[Data listing]
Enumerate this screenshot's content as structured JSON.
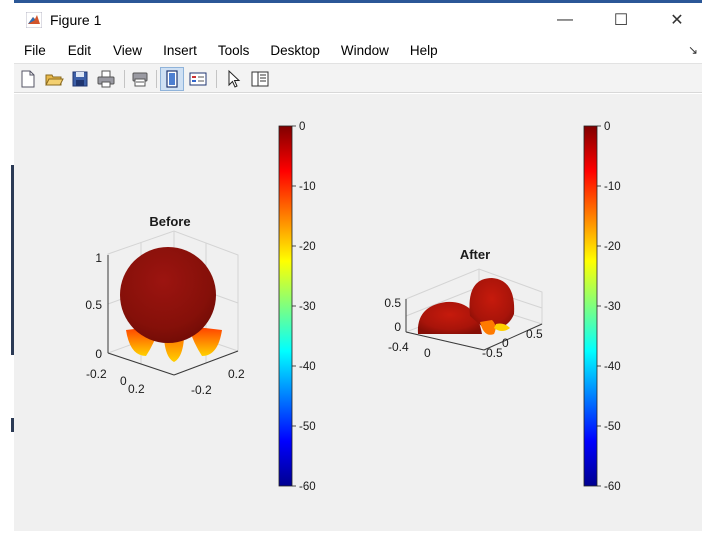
{
  "window": {
    "title": "Figure 1",
    "controls": {
      "minimize": "—",
      "maximize": "☐",
      "close": "✕"
    }
  },
  "menu": {
    "items": [
      "File",
      "Edit",
      "View",
      "Insert",
      "Tools",
      "Desktop",
      "Window",
      "Help"
    ],
    "overflow": "↘"
  },
  "toolbar": {
    "items": [
      "new-figure-icon",
      "open-file-icon",
      "save-icon",
      "print-icon",
      "print-preview-icon",
      "colorbar-icon",
      "legend-icon",
      "pointer-icon",
      "property-editor-icon"
    ]
  },
  "chart_data": [
    {
      "type": "3d-surface",
      "title": "Before",
      "x_ticks": [
        "-0.2",
        "0",
        "0.2"
      ],
      "y_ticks": [
        "0.2",
        "-0.2"
      ],
      "z_ticks": [
        "0",
        "0.5",
        "1"
      ],
      "colorbar": {
        "ticks": [
          "0",
          "-10",
          "-20",
          "-30",
          "-40",
          "-50",
          "-60"
        ],
        "range": [
          -60,
          0
        ],
        "colormap": "jet"
      }
    },
    {
      "type": "3d-surface",
      "title": "After",
      "x_ticks": [
        "-0.4",
        "0"
      ],
      "y_ticks": [
        "-0.5",
        "0",
        "0.5"
      ],
      "z_ticks": [
        "0",
        "0.5"
      ],
      "colorbar": {
        "ticks": [
          "0",
          "-10",
          "-20",
          "-30",
          "-40",
          "-50",
          "-60"
        ],
        "range": [
          -60,
          0
        ],
        "colormap": "jet"
      }
    }
  ]
}
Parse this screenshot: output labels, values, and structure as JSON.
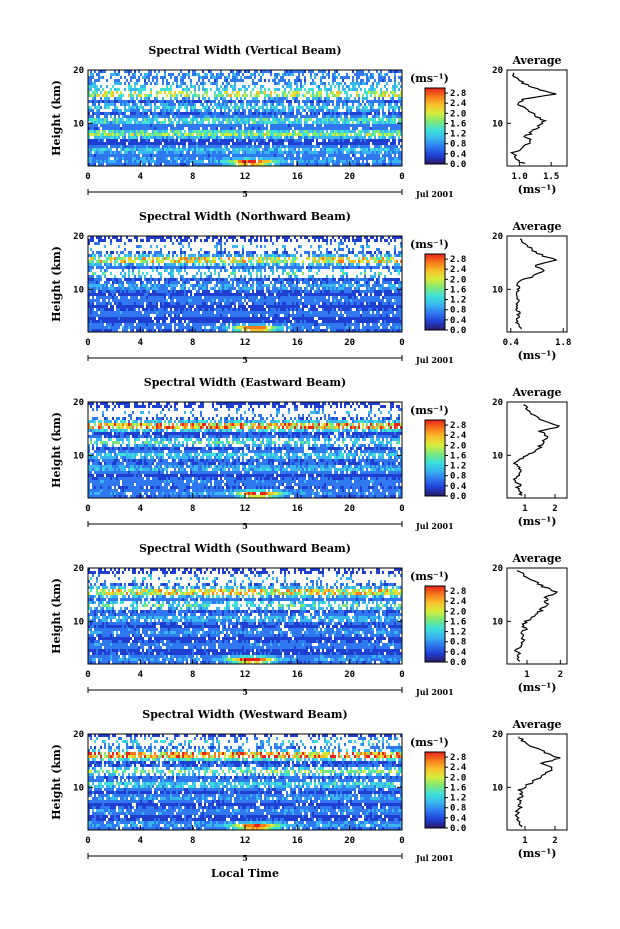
{
  "figure": {
    "xlabel": "Local Time",
    "date_label": "Jul 2001",
    "day_marker": "5",
    "ylabel": "Height (km)",
    "units_label": "(ms⁻¹)",
    "avg_title": "Average",
    "avg_xlabel": "(ms⁻¹)"
  },
  "palette": {
    "stops": [
      "#2a1a6a",
      "#1f3fd0",
      "#2f78f0",
      "#39b6f0",
      "#3ee0d8",
      "#7de87a",
      "#d6ec3c",
      "#f7c12a",
      "#f77a1c",
      "#e8231a"
    ]
  },
  "chart_data": [
    {
      "type": "heatmap",
      "title": "Spectral Width (Vertical Beam)",
      "x_ticks": [
        "0",
        "4",
        "8",
        "12",
        "16",
        "20",
        "0"
      ],
      "xlim": [
        0,
        24
      ],
      "y_ticks": [
        "20",
        "10"
      ],
      "ylim": [
        2,
        20
      ],
      "colorbar_ticks": [
        "2.8",
        "2.4",
        "2.0",
        "1.6",
        "1.2",
        "0.8",
        "0.4",
        "0.0"
      ],
      "colorbar_range": [
        0.0,
        3.0
      ],
      "layers": [
        {
          "h": 3.0,
          "w": 0.55,
          "jit": 0.2,
          "cov": 0.95
        },
        {
          "h": 5.0,
          "w": 0.75,
          "jit": 0.25,
          "cov": 0.95
        },
        {
          "h": 8.0,
          "w": 1.35,
          "jit": 0.4,
          "cov": 0.9
        },
        {
          "h": 10.5,
          "w": 1.05,
          "jit": 0.35,
          "cov": 0.85
        },
        {
          "h": 13.0,
          "w": 0.85,
          "jit": 0.3,
          "cov": 0.7
        },
        {
          "h": 15.5,
          "w": 1.6,
          "jit": 0.3,
          "cov": 0.55
        },
        {
          "h": 17.0,
          "w": 0.7,
          "jit": 0.25,
          "cov": 0.75
        },
        {
          "h": 19.0,
          "w": 0.5,
          "jit": 0.2,
          "cov": 0.9
        }
      ],
      "hot_spots": [
        {
          "t": 12.5,
          "h": 2.6,
          "w": 2.6
        }
      ],
      "avg": {
        "xticks": [
          "1.0",
          "1.5"
        ],
        "xlim": [
          0.8,
          1.75
        ],
        "yticks": [
          "20",
          "10"
        ],
        "ylim": [
          2,
          20
        ],
        "profile": [
          [
            2.5,
            1.05
          ],
          [
            3.5,
            0.95
          ],
          [
            4.5,
            0.9
          ],
          [
            5.5,
            1.05
          ],
          [
            6.5,
            1.2
          ],
          [
            7.5,
            1.1
          ],
          [
            8.5,
            1.2
          ],
          [
            9.5,
            1.3
          ],
          [
            10.5,
            1.4
          ],
          [
            11.5,
            1.25
          ],
          [
            12.5,
            1.1
          ],
          [
            13.5,
            1.0
          ],
          [
            14.5,
            1.05
          ],
          [
            15.5,
            1.6
          ],
          [
            16.5,
            1.25
          ],
          [
            17.5,
            1.05
          ],
          [
            18.5,
            0.95
          ],
          [
            19.5,
            0.9
          ]
        ]
      }
    },
    {
      "type": "heatmap",
      "title": "Spectral Width (Northward Beam)",
      "x_ticks": [
        "0",
        "4",
        "8",
        "12",
        "16",
        "20",
        "0"
      ],
      "xlim": [
        0,
        24
      ],
      "y_ticks": [
        "20",
        "10"
      ],
      "ylim": [
        2,
        20
      ],
      "colorbar_ticks": [
        "2.8",
        "2.4",
        "2.0",
        "1.6",
        "1.2",
        "0.8",
        "0.4",
        "0.0"
      ],
      "colorbar_range": [
        0.0,
        3.0
      ],
      "layers": [
        {
          "h": 3.0,
          "w": 0.4,
          "jit": 0.15,
          "cov": 0.95
        },
        {
          "h": 5.5,
          "w": 0.35,
          "jit": 0.15,
          "cov": 0.95
        },
        {
          "h": 8.0,
          "w": 0.4,
          "jit": 0.2,
          "cov": 0.9
        },
        {
          "h": 10.5,
          "w": 0.6,
          "jit": 0.25,
          "cov": 0.8
        },
        {
          "h": 13.0,
          "w": 1.0,
          "jit": 0.3,
          "cov": 0.35
        },
        {
          "h": 15.5,
          "w": 1.9,
          "jit": 0.3,
          "cov": 0.7
        },
        {
          "h": 18.0,
          "w": 0.6,
          "jit": 0.2,
          "cov": 0.3
        }
      ],
      "hot_spots": [
        {
          "t": 12.8,
          "h": 2.6,
          "w": 2.5
        }
      ],
      "avg": {
        "xticks": [
          "0.4",
          "1.8"
        ],
        "xlim": [
          0.3,
          1.9
        ],
        "yticks": [
          "20",
          "10"
        ],
        "ylim": [
          2,
          20
        ],
        "profile": [
          [
            2.5,
            0.7
          ],
          [
            3.5,
            0.6
          ],
          [
            4.5,
            0.55
          ],
          [
            5.5,
            0.6
          ],
          [
            6.5,
            0.55
          ],
          [
            7.5,
            0.55
          ],
          [
            8.5,
            0.6
          ],
          [
            9.5,
            0.55
          ],
          [
            10.5,
            0.6
          ],
          [
            11.5,
            0.65
          ],
          [
            12.5,
            1.0
          ],
          [
            13.5,
            1.25
          ],
          [
            14.5,
            1.05
          ],
          [
            15.5,
            1.6
          ],
          [
            16.5,
            1.2
          ],
          [
            17.5,
            0.95
          ],
          [
            18.5,
            0.8
          ],
          [
            19.5,
            0.65
          ]
        ]
      }
    },
    {
      "type": "heatmap",
      "title": "Spectral Width (Eastward Beam)",
      "x_ticks": [
        "0",
        "4",
        "8",
        "12",
        "16",
        "20",
        "0"
      ],
      "xlim": [
        0,
        24
      ],
      "y_ticks": [
        "20",
        "10"
      ],
      "ylim": [
        2,
        20
      ],
      "colorbar_ticks": [
        "2.8",
        "2.4",
        "2.0",
        "1.6",
        "1.2",
        "0.8",
        "0.4",
        "0.0"
      ],
      "colorbar_range": [
        0.0,
        3.0
      ],
      "layers": [
        {
          "h": 3.0,
          "w": 0.45,
          "jit": 0.2,
          "cov": 0.95
        },
        {
          "h": 5.0,
          "w": 0.4,
          "jit": 0.15,
          "cov": 0.95
        },
        {
          "h": 7.5,
          "w": 0.7,
          "jit": 0.25,
          "cov": 0.9
        },
        {
          "h": 10.0,
          "w": 0.8,
          "jit": 0.3,
          "cov": 0.8
        },
        {
          "h": 12.5,
          "w": 1.0,
          "jit": 0.3,
          "cov": 0.55
        },
        {
          "h": 15.5,
          "w": 2.3,
          "jit": 0.35,
          "cov": 0.8
        },
        {
          "h": 18.0,
          "w": 0.6,
          "jit": 0.2,
          "cov": 0.3
        }
      ],
      "hot_spots": [
        {
          "t": 13.0,
          "h": 2.7,
          "w": 2.6
        }
      ],
      "avg": {
        "xticks": [
          "1",
          "2"
        ],
        "xlim": [
          0.4,
          2.4
        ],
        "yticks": [
          "20",
          "10"
        ],
        "ylim": [
          2,
          20
        ],
        "profile": [
          [
            2.5,
            0.9
          ],
          [
            3.5,
            0.75
          ],
          [
            4.5,
            0.8
          ],
          [
            5.5,
            0.7
          ],
          [
            6.5,
            0.8
          ],
          [
            7.5,
            0.85
          ],
          [
            8.5,
            0.7
          ],
          [
            9.5,
            0.9
          ],
          [
            10.5,
            1.2
          ],
          [
            11.5,
            1.5
          ],
          [
            12.5,
            1.6
          ],
          [
            13.5,
            1.8
          ],
          [
            14.5,
            1.5
          ],
          [
            15.5,
            2.2
          ],
          [
            16.5,
            1.6
          ],
          [
            17.5,
            1.3
          ],
          [
            18.5,
            1.1
          ],
          [
            19.5,
            0.95
          ]
        ]
      }
    },
    {
      "type": "heatmap",
      "title": "Spectral Width (Southward Beam)",
      "x_ticks": [
        "0",
        "4",
        "8",
        "12",
        "16",
        "20",
        "0"
      ],
      "xlim": [
        0,
        24
      ],
      "y_ticks": [
        "20",
        "10"
      ],
      "ylim": [
        2,
        20
      ],
      "colorbar_ticks": [
        "2.8",
        "2.4",
        "2.0",
        "1.6",
        "1.2",
        "0.8",
        "0.4",
        "0.0"
      ],
      "colorbar_range": [
        0.0,
        3.0
      ],
      "layers": [
        {
          "h": 3.0,
          "w": 0.5,
          "jit": 0.2,
          "cov": 0.95
        },
        {
          "h": 5.5,
          "w": 0.4,
          "jit": 0.15,
          "cov": 0.95
        },
        {
          "h": 8.0,
          "w": 0.5,
          "jit": 0.2,
          "cov": 0.9
        },
        {
          "h": 10.5,
          "w": 0.7,
          "jit": 0.25,
          "cov": 0.8
        },
        {
          "h": 13.0,
          "w": 1.1,
          "jit": 0.3,
          "cov": 0.55
        },
        {
          "h": 15.5,
          "w": 2.0,
          "jit": 0.35,
          "cov": 0.75
        },
        {
          "h": 18.0,
          "w": 0.7,
          "jit": 0.25,
          "cov": 0.35
        }
      ],
      "hot_spots": [
        {
          "t": 12.5,
          "h": 2.7,
          "w": 2.6
        }
      ],
      "avg": {
        "xticks": [
          "1",
          "2"
        ],
        "xlim": [
          0.4,
          2.2
        ],
        "yticks": [
          "20",
          "10"
        ],
        "ylim": [
          2,
          20
        ],
        "profile": [
          [
            2.5,
            0.8
          ],
          [
            3.5,
            0.75
          ],
          [
            4.5,
            0.7
          ],
          [
            5.5,
            0.8
          ],
          [
            6.5,
            0.9
          ],
          [
            7.5,
            0.85
          ],
          [
            8.5,
            0.95
          ],
          [
            9.5,
            0.9
          ],
          [
            10.5,
            1.1
          ],
          [
            11.5,
            1.3
          ],
          [
            12.5,
            1.5
          ],
          [
            13.5,
            1.6
          ],
          [
            14.5,
            1.55
          ],
          [
            15.5,
            1.9
          ],
          [
            16.5,
            1.5
          ],
          [
            17.5,
            1.2
          ],
          [
            18.5,
            0.95
          ],
          [
            19.5,
            0.7
          ]
        ]
      }
    },
    {
      "type": "heatmap",
      "title": "Spectral Width (Westward Beam)",
      "x_ticks": [
        "0",
        "4",
        "8",
        "12",
        "16",
        "20",
        "0"
      ],
      "xlim": [
        0,
        24
      ],
      "y_ticks": [
        "20",
        "10"
      ],
      "ylim": [
        2,
        20
      ],
      "colorbar_ticks": [
        "2.8",
        "2.4",
        "2.0",
        "1.6",
        "1.2",
        "0.8",
        "0.4",
        "0.0"
      ],
      "colorbar_range": [
        0.0,
        3.0
      ],
      "layers": [
        {
          "h": 3.0,
          "w": 0.55,
          "jit": 0.2,
          "cov": 0.95
        },
        {
          "h": 5.5,
          "w": 0.45,
          "jit": 0.15,
          "cov": 0.95
        },
        {
          "h": 8.0,
          "w": 0.55,
          "jit": 0.2,
          "cov": 0.9
        },
        {
          "h": 10.5,
          "w": 0.9,
          "jit": 0.3,
          "cov": 0.8
        },
        {
          "h": 13.0,
          "w": 1.2,
          "jit": 0.3,
          "cov": 0.55
        },
        {
          "h": 16.0,
          "w": 2.4,
          "jit": 0.35,
          "cov": 0.75
        },
        {
          "h": 18.5,
          "w": 0.8,
          "jit": 0.25,
          "cov": 0.45
        }
      ],
      "hot_spots": [
        {
          "t": 12.8,
          "h": 2.6,
          "w": 2.5
        }
      ],
      "avg": {
        "xticks": [
          "1",
          "2"
        ],
        "xlim": [
          0.4,
          2.4
        ],
        "yticks": [
          "20",
          "10"
        ],
        "ylim": [
          2,
          20
        ],
        "profile": [
          [
            2.5,
            0.85
          ],
          [
            3.5,
            0.75
          ],
          [
            4.5,
            0.7
          ],
          [
            5.5,
            0.75
          ],
          [
            6.5,
            0.85
          ],
          [
            7.5,
            0.8
          ],
          [
            8.5,
            0.9
          ],
          [
            9.5,
            0.85
          ],
          [
            10.5,
            1.1
          ],
          [
            11.5,
            1.4
          ],
          [
            12.5,
            1.7
          ],
          [
            13.5,
            1.9
          ],
          [
            14.5,
            1.6
          ],
          [
            15.5,
            2.1
          ],
          [
            16.5,
            1.7
          ],
          [
            17.5,
            1.3
          ],
          [
            18.5,
            1.0
          ],
          [
            19.5,
            0.8
          ]
        ]
      }
    }
  ]
}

**Task**
Copy, from the material, each line that holds the string "JSON".

**Reply to the exercise**
Enumerate this screenshot's content as structured JSON.
Parse this screenshot: output labels, values, and structure as JSON.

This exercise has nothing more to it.